# Task details:
Can you output the material exactly as written, minus any pictures it holds?

------ Data records

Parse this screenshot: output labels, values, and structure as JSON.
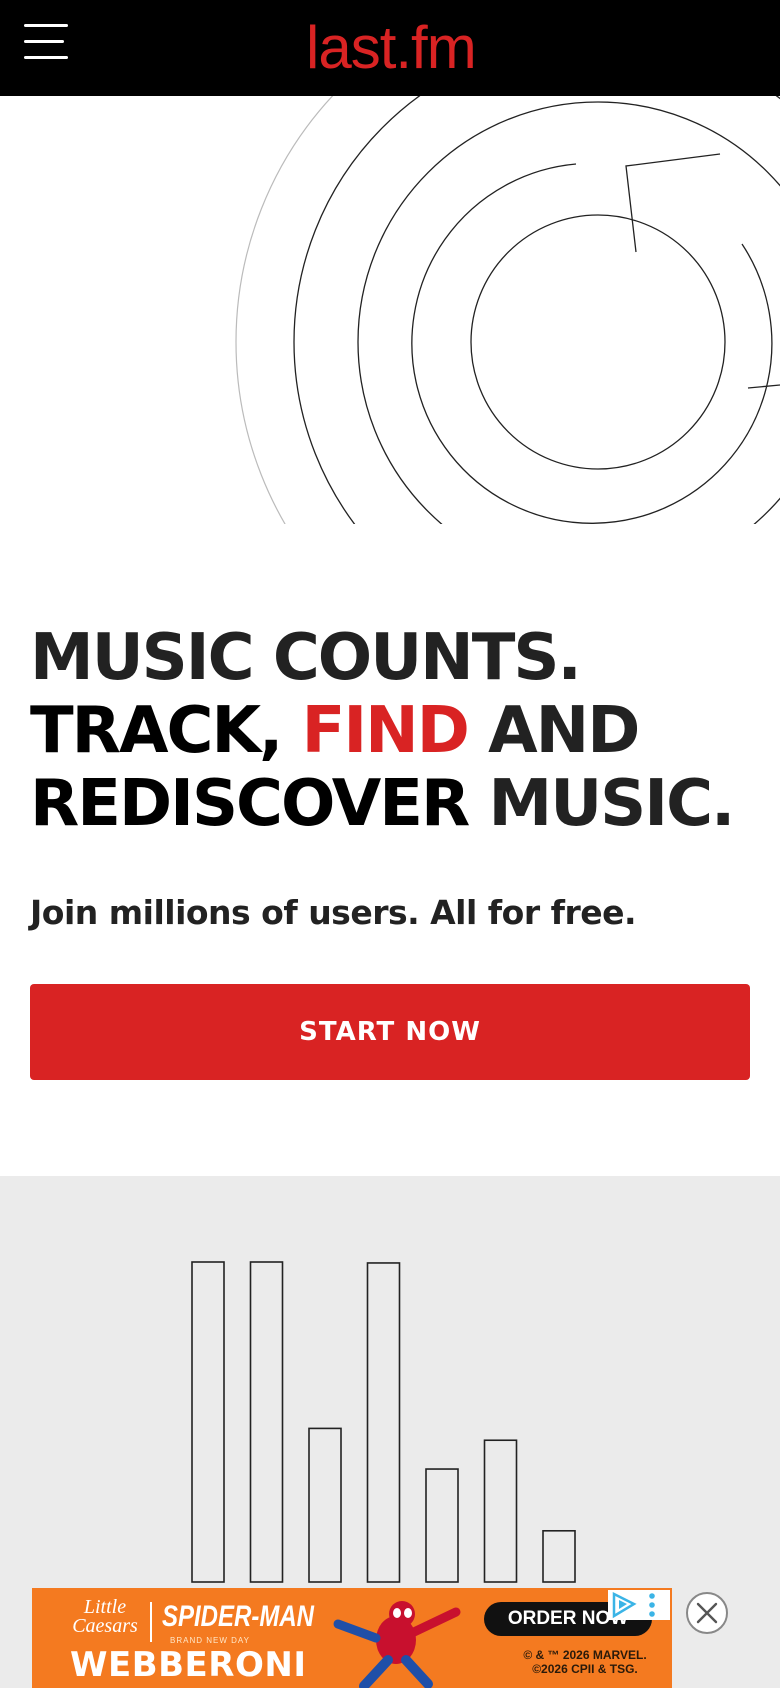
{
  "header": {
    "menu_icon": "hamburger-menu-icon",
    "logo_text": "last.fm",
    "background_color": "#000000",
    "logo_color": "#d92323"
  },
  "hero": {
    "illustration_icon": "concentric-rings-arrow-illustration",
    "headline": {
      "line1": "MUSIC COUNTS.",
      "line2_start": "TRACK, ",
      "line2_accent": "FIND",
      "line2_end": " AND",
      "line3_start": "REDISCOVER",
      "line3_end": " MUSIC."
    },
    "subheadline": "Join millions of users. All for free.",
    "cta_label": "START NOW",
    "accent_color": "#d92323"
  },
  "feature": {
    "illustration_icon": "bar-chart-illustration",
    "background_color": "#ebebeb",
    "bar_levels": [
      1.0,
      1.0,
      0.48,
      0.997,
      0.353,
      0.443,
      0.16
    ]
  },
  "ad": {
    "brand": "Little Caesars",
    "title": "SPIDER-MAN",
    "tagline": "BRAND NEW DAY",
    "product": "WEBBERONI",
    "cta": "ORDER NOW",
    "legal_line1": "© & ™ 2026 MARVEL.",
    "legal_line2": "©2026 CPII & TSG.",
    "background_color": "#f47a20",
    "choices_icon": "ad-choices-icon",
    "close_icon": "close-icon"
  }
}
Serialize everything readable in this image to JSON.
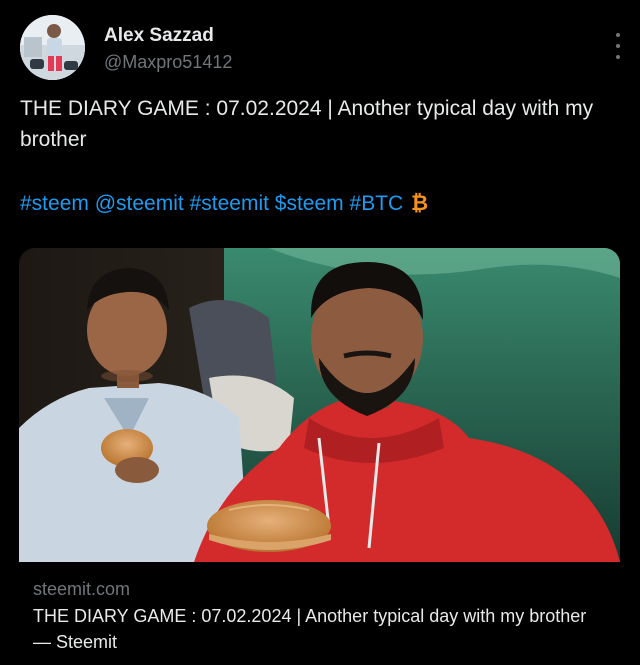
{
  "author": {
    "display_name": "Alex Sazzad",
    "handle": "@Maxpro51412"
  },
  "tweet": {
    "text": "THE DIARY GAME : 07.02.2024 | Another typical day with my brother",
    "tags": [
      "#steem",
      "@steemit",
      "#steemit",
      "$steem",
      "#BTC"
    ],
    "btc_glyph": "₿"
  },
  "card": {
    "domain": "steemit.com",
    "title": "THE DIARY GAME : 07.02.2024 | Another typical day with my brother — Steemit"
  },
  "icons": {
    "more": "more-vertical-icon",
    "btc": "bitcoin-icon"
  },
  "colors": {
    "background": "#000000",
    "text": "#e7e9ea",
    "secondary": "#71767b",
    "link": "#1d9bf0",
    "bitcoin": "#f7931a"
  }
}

------------

# Output of the exercise:
Parse this screenshot: output labels, values, and structure as JSON.
{
  "header": {
    "menu_icon": "hamburger-menu-icon",
    "logo_text": "last.fm",
    "background_color": "#000000",
    "logo_color": "#d92323"
  },
  "hero": {
    "illustration_icon": "concentric-rings-arrow-illustration",
    "headline": {
      "line1": "MUSIC COUNTS.",
      "line2_start": "TRACK, ",
      "line2_accent": "FIND",
      "line2_end": " AND",
      "line3_start": "REDISCOVER",
      "line3_end": " MUSIC."
    },
    "subheadline": "Join millions of users. All for free.",
    "cta_label": "START NOW",
    "accent_color": "#d92323"
  },
  "feature": {
    "illustration_icon": "bar-chart-illustration",
    "background_color": "#ebebeb",
    "bar_levels": [
      1.0,
      1.0,
      0.48,
      0.997,
      0.353,
      0.443,
      0.16
    ]
  },
  "ad": {
    "brand": "Little Caesars",
    "title": "SPIDER-MAN",
    "tagline": "BRAND NEW DAY",
    "product": "WEBBERONI",
    "cta": "ORDER NOW",
    "legal_line1": "© & ™ 2026 MARVEL.",
    "legal_line2": "©2026 CPII & TSG.",
    "background_color": "#f47a20",
    "choices_icon": "ad-choices-icon",
    "close_icon": "close-icon"
  }
}
Serialize everything readable in this image to JSON.
{
  "author": {
    "display_name": "Alex Sazzad",
    "handle": "@Maxpro51412"
  },
  "tweet": {
    "text": "THE DIARY GAME : 07.02.2024 | Another typical day with my brother",
    "tags": [
      "#steem",
      "@steemit",
      "#steemit",
      "$steem",
      "#BTC"
    ],
    "btc_glyph": "₿"
  },
  "card": {
    "domain": "steemit.com",
    "title": "THE DIARY GAME : 07.02.2024 | Another typical day with my brother — Steemit"
  },
  "icons": {
    "more": "more-vertical-icon",
    "btc": "bitcoin-icon"
  },
  "colors": {
    "background": "#000000",
    "text": "#e7e9ea",
    "secondary": "#71767b",
    "link": "#1d9bf0",
    "bitcoin": "#f7931a"
  }
}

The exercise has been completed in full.